WRITTEN TASK
Find the lines that hold the word "included" and return them.

ENTRIES SUPPLIED
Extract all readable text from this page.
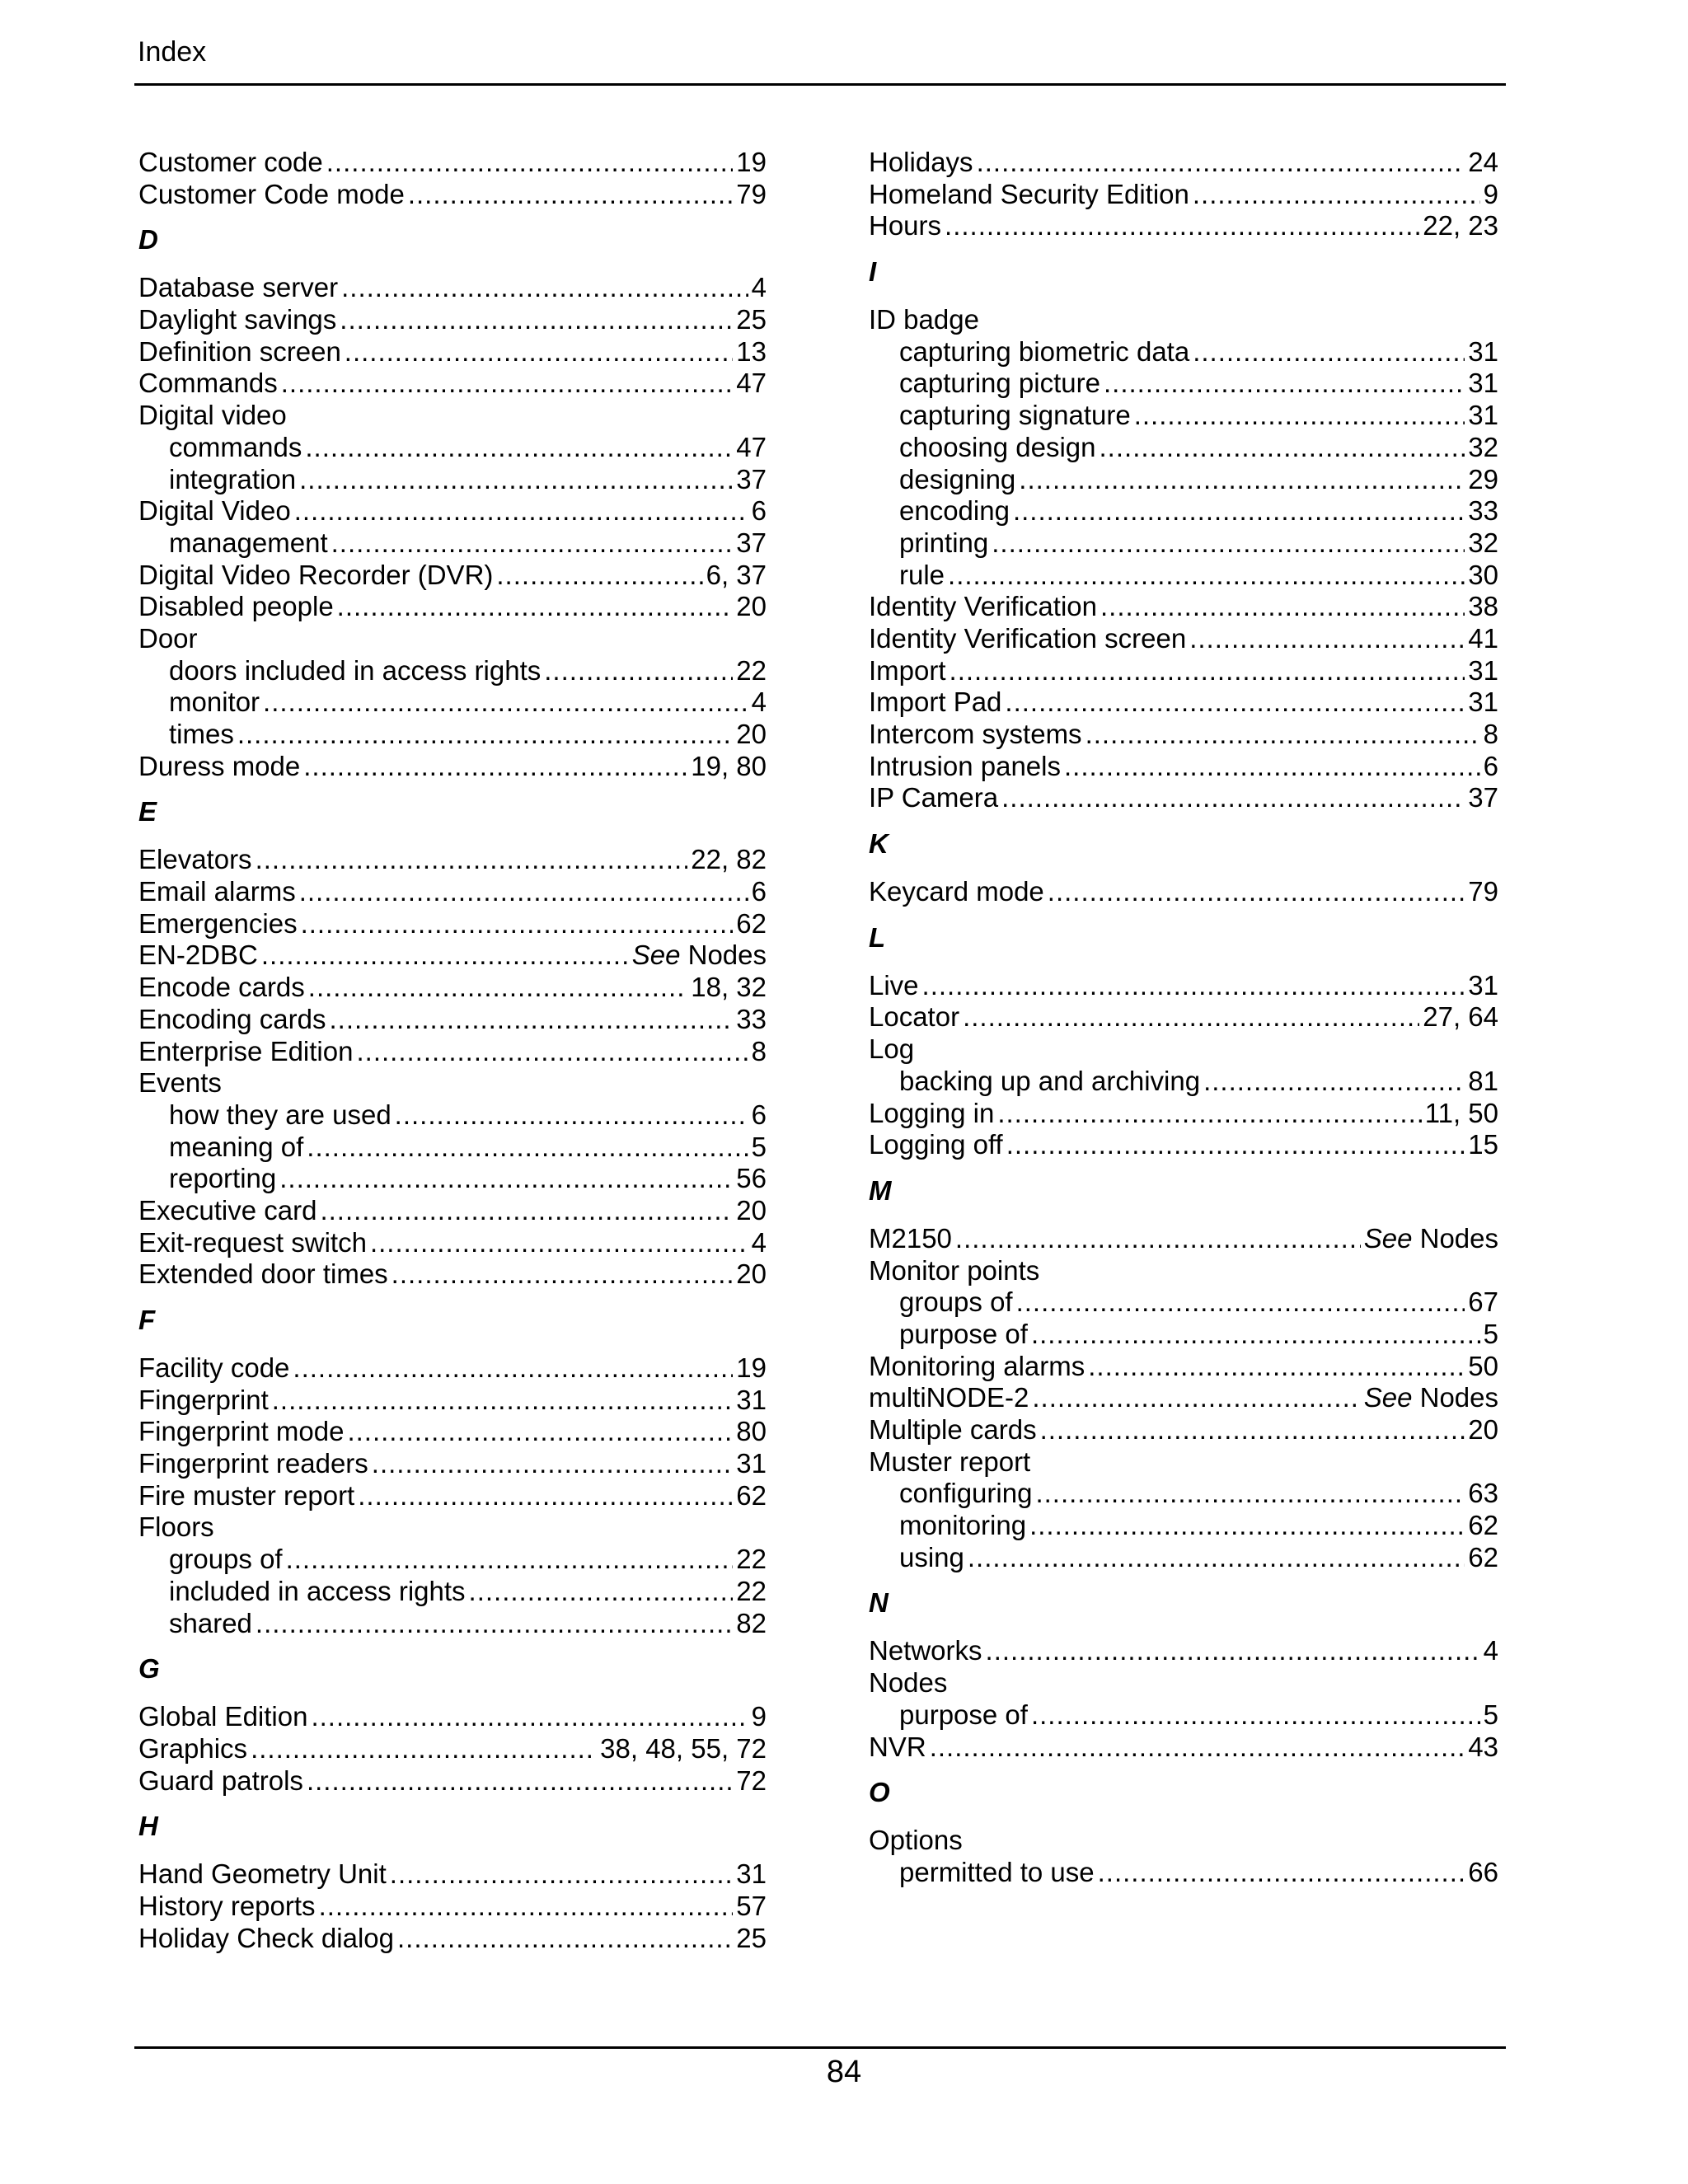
Index
Customer code .....	19
Customer Code mode .....	79
D
Database server .....	4
Daylight savings .....	25
Definition screen .....	13
Commands .....	47
Digital video
commands .....	47
integration .....	37
Digital Video .....	6
management .....	37
Digital Video Recorder (DVR) .....	6, 37
Disabled people .....	20
Door
doors included in access rights .....	22
monitor .....	4
times .....	20
Duress mode .....	19, 80
E
Elevators .....	22, 82
Email alarms .....	6
Emergencies .....	62
EN-2DBC .....	See Nodes
Encode cards .....	18, 32
Encoding cards .....	33
Enterprise Edition .....	8
Events
how they are used .....	6
meaning of .....	5
reporting .....	56
Executive card .....	20
Exit-request switch .....	4
Extended door times .....	20
F
Facility code .....	19
Fingerprint .....	31
Fingerprint mode .....	80
Fingerprint readers .....	31
Fire muster report .....	62
Floors
groups of .....	22
included in access rights .....	22
shared .....	82
G
Global Edition .....	9
Graphics .....	38, 48, 55, 72
Guard patrols .....	72
H
Hand Geometry Unit .....	31
History reports .....	57
Holiday Check dialog .....	25
Holidays .....	24
Homeland Security Edition .....	9
Hours .....	22, 23
I
ID badge
capturing biometric data .....	31
capturing picture .....	31
capturing signature .....	31
choosing design .....	32
designing .....	29
encoding .....	33
printing .....	32
rule .....	30
Identity Verification .....	38
Identity Verification screen .....	41
Import .....	31
Import Pad .....	31
Intercom systems .....	8
Intrusion panels .....	6
IP Camera .....	37
K
Keycard mode .....	79
L
Live .....	31
Locator .....	27, 64
Log
backing up and archiving .....	81
Logging in .....	11, 50
Logging off .....	15
M
M2150 .....	See Nodes
Monitor points
groups of .....	67
purpose of .....	5
Monitoring alarms .....	50
multiNODE-2 .....	See Nodes
Multiple cards .....	20
Muster report
configuring .....	63
monitoring .....	62
using .....	62
N
Networks .....	4
Nodes
purpose of .....	5
NVR .....	43
O
Options
permitted to use .....	66
84
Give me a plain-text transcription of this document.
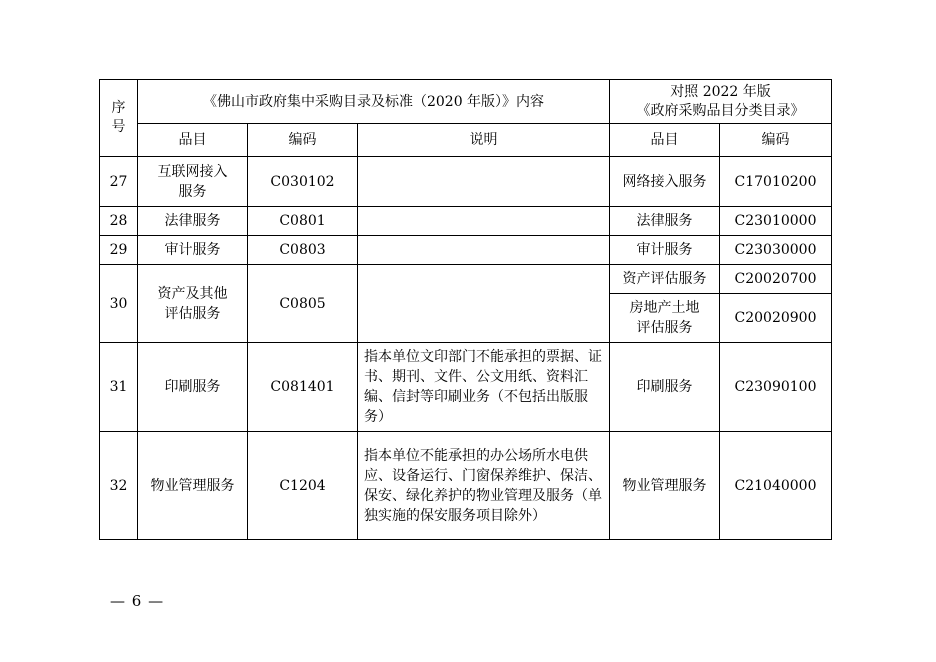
序号	《佛山市政府集中采购目录及标准（2020 年版）》内容			对照 2022 年版
《政府采购品目分类目录》	

	品目	编码	说明	品目	编码
27	互联网接入服务	C030102		网络接入服务	C17010200
28	法律服务	C0801		法律服务	C23010000
29	审计服务	C0803		审计服务	C23030000
30	资产及其他评估服务	C0805		资产评估服务	C20020700
				房地产土地评估服务	C20020900
31	印刷服务	C081401	指本单位文印部门不能承担的票据、证书、期刊、文件、公文用纸、资料汇编、信封等印刷业务（不包括出版服务）	印刷服务	C23090100
32	物业管理服务	C1204	指本单位不能承担的办公场所水电供应、设备运行、门窗保养维护、保洁、保安、绿化养护的物业管理及服务（单独实施的保安服务项目除外）	物业管理服务	C21040000
— 6 —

EXERCISE ANSWER
doors included in access rights .....	22
included in access rights .....	22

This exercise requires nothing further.